The task ▸ Can you copy the entries below verbatim, from the first one through the line containing "marker [133,193,147,207]", including both ends?

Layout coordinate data
+---+
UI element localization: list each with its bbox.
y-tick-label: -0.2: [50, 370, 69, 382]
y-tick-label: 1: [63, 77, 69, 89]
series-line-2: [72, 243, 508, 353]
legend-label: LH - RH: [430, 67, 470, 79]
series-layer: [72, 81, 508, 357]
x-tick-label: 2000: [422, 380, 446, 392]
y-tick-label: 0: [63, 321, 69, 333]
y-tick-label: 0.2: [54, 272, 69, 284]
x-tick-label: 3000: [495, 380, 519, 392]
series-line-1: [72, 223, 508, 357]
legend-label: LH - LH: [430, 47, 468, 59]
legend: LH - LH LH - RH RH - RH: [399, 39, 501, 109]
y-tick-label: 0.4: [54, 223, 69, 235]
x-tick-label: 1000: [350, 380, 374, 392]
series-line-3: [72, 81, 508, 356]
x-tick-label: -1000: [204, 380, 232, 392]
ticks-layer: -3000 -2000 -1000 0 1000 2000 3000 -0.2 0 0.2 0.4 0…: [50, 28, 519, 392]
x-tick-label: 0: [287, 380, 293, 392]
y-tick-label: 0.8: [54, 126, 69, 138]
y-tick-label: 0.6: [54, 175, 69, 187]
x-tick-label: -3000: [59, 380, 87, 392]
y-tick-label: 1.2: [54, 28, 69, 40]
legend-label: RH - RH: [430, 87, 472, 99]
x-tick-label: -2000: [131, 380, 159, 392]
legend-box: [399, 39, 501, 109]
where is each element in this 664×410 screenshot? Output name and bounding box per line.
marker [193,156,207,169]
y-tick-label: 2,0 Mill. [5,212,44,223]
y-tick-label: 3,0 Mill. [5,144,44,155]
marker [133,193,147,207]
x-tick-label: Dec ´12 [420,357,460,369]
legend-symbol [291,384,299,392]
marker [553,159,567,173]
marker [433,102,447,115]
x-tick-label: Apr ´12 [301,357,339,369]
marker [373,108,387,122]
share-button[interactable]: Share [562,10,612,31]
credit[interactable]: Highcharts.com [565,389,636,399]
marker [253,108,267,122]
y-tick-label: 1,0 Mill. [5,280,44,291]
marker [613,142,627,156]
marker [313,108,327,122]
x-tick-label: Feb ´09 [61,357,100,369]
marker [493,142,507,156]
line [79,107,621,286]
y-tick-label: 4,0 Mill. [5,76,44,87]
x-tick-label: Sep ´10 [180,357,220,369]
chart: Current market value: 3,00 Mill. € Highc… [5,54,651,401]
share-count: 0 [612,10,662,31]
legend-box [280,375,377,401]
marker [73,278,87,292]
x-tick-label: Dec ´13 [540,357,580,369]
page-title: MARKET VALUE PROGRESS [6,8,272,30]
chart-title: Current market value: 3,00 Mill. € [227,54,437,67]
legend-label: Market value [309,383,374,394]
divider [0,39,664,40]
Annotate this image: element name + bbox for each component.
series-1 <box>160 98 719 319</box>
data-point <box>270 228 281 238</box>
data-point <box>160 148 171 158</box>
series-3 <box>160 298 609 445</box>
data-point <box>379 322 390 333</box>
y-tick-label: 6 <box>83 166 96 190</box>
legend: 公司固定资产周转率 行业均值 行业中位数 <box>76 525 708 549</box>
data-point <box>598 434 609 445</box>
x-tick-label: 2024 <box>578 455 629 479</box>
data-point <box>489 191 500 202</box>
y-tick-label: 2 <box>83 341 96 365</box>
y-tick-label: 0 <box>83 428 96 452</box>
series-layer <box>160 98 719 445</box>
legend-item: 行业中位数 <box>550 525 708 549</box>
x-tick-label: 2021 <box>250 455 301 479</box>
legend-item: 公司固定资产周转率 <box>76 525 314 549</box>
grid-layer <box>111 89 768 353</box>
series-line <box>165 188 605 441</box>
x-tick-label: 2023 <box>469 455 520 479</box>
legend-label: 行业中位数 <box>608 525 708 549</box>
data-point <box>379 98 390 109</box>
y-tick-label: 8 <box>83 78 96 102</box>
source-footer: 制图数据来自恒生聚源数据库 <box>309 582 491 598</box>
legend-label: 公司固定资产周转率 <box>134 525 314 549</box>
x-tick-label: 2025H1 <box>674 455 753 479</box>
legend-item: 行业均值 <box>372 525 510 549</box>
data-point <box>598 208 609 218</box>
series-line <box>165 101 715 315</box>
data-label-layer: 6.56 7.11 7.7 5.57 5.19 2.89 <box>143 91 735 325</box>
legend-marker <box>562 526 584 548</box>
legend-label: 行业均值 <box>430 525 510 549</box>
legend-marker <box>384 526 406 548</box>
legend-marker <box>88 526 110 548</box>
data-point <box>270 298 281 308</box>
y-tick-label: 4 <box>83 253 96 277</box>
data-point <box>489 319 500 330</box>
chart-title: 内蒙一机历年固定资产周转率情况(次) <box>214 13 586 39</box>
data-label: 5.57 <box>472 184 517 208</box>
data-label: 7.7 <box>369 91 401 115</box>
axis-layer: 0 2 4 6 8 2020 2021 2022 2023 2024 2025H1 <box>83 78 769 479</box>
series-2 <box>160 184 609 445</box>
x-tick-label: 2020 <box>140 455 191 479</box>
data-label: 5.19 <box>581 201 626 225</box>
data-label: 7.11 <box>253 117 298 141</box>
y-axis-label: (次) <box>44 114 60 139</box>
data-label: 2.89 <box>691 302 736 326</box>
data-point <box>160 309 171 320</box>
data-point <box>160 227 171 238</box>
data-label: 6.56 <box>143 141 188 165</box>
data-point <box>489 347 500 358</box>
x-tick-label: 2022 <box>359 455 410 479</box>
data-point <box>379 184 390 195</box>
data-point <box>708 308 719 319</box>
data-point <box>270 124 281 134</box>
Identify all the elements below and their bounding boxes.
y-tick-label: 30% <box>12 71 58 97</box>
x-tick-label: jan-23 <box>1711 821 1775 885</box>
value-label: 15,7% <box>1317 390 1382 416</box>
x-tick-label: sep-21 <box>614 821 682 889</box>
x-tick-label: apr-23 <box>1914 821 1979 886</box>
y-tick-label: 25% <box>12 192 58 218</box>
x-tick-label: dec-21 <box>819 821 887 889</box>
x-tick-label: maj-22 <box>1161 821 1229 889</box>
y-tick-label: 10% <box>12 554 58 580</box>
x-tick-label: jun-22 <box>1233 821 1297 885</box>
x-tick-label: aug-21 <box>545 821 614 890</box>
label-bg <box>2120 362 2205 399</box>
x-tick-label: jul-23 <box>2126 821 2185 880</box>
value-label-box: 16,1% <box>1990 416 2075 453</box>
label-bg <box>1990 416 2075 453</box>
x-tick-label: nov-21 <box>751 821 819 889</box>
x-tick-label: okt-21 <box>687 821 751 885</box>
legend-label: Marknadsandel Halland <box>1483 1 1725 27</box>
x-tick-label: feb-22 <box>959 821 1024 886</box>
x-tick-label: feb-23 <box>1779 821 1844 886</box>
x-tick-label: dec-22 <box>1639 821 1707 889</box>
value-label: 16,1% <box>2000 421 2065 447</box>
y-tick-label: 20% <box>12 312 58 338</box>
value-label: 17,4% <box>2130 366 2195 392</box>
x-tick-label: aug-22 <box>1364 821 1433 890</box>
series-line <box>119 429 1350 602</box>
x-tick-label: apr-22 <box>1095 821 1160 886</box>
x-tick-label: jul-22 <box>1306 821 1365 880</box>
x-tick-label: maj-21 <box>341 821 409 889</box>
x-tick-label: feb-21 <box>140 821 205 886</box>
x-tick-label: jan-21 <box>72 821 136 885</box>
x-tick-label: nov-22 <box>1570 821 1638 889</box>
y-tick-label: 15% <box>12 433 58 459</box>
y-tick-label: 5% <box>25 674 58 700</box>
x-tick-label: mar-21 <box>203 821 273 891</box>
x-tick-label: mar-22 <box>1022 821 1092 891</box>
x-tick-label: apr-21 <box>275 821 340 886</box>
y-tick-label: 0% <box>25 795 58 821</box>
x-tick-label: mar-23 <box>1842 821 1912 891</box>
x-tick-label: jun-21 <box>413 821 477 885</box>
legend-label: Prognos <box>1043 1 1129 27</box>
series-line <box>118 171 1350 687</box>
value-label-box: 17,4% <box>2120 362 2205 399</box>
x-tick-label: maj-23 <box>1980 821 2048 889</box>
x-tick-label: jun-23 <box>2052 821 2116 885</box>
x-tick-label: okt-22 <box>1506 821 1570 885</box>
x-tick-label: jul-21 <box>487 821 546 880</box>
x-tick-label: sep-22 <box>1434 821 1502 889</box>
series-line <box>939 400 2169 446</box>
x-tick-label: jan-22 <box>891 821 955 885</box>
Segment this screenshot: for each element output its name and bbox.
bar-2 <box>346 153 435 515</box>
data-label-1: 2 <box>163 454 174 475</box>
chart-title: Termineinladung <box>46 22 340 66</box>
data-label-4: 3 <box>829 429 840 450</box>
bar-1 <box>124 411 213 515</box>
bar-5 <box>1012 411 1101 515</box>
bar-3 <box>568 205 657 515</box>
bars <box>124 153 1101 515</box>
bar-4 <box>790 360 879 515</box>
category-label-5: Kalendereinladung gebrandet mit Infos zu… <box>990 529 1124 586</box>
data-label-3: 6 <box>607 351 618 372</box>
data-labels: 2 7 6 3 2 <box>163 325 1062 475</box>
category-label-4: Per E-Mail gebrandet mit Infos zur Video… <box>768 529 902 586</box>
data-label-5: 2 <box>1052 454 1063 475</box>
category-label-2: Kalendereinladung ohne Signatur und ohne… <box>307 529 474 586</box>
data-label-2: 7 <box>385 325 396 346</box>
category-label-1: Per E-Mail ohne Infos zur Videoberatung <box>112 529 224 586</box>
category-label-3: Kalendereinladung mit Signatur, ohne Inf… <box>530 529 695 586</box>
+---+
Answer in full ▸
UI element localization: list each with its bbox.
y-tick-label: -0.2: [50, 370, 69, 382]
y-tick-label: 1: [63, 77, 69, 89]
series-line-2: [72, 243, 508, 353]
legend-label: LH - RH: [430, 67, 470, 79]
series-layer: [72, 81, 508, 357]
x-tick-label: 2000: [422, 380, 446, 392]
y-tick-label: 0: [63, 321, 69, 333]
y-tick-label: 0.2: [54, 272, 69, 284]
x-tick-label: 3000: [495, 380, 519, 392]
series-line-1: [72, 223, 508, 357]
legend-label: LH - LH: [430, 47, 468, 59]
legend: LH - LH LH - RH RH - RH: [399, 39, 501, 109]
y-tick-label: 0.4: [54, 223, 69, 235]
x-tick-label: 1000: [350, 380, 374, 392]
series-line-3: [72, 81, 508, 356]
x-tick-label: -1000: [204, 380, 232, 392]
ticks-layer: -3000 -2000 -1000 0 1000 2000 3000 -0.2 0 0.2 0.4 0…: [50, 28, 519, 392]
x-tick-label: 0: [287, 380, 293, 392]
y-tick-label: 0.8: [54, 126, 69, 138]
y-tick-label: 0.6: [54, 175, 69, 187]
x-tick-label: -3000: [59, 380, 87, 392]
y-tick-label: 1.2: [54, 28, 69, 40]
legend-label: RH - RH: [430, 87, 472, 99]
x-tick-label: -2000: [131, 380, 159, 392]
legend-box: [399, 39, 501, 109]
where is each element in this 664×410 screenshot? Output name and bounding box per line.
marker [193,156,207,169]
y-tick-label: 2,0 Mill. [5,212,44,223]
y-tick-label: 3,0 Mill. [5,144,44,155]
marker [133,193,147,207]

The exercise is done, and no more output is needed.